Directive>
Locate all lines with the word "base" and copy them out.
==== Records ====
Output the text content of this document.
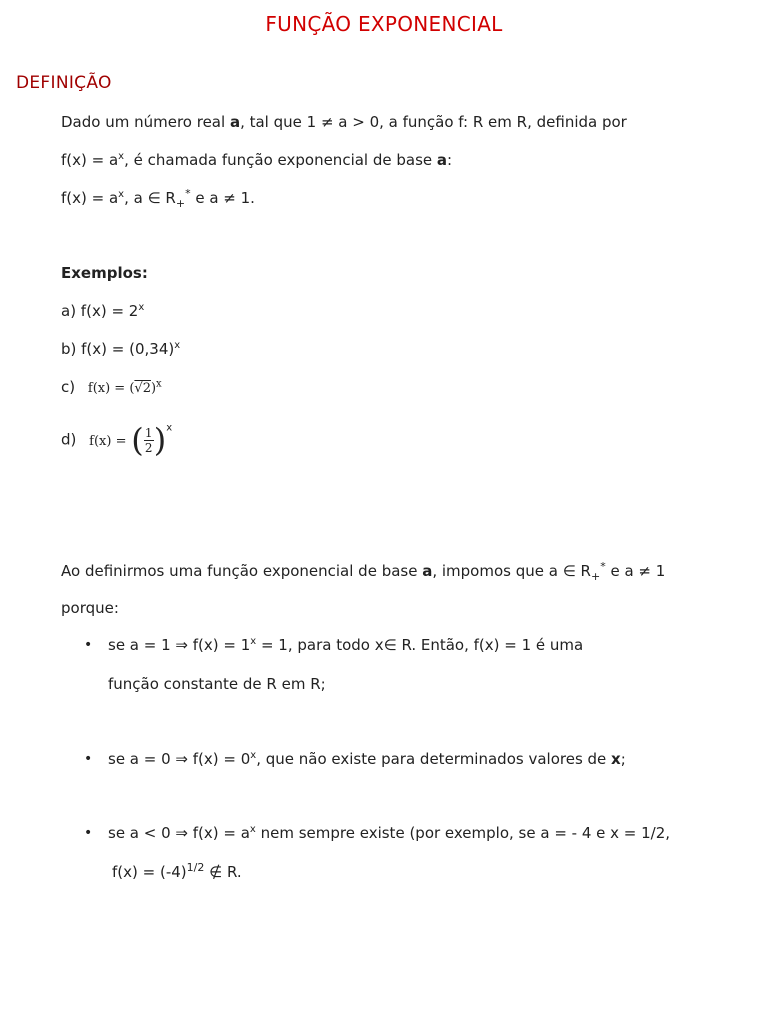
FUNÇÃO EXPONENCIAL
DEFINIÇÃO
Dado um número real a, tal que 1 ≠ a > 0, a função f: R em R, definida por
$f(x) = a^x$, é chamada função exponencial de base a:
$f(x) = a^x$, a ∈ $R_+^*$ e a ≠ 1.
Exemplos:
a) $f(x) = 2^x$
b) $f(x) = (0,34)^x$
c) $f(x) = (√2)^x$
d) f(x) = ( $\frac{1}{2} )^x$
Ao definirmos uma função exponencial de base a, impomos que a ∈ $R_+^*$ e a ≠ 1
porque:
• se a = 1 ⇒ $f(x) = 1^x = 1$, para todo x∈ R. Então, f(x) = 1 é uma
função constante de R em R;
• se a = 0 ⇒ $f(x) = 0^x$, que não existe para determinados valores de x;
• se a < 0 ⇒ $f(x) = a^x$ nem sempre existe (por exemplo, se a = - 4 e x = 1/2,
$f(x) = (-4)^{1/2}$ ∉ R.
====
Result of this exercise>
$f(x) = a^x$, é chamada função exponencial de base a:
Ao definirmos uma função exponencial de base a, impomos que a ∈ $R_+^*$ e a ≠ 1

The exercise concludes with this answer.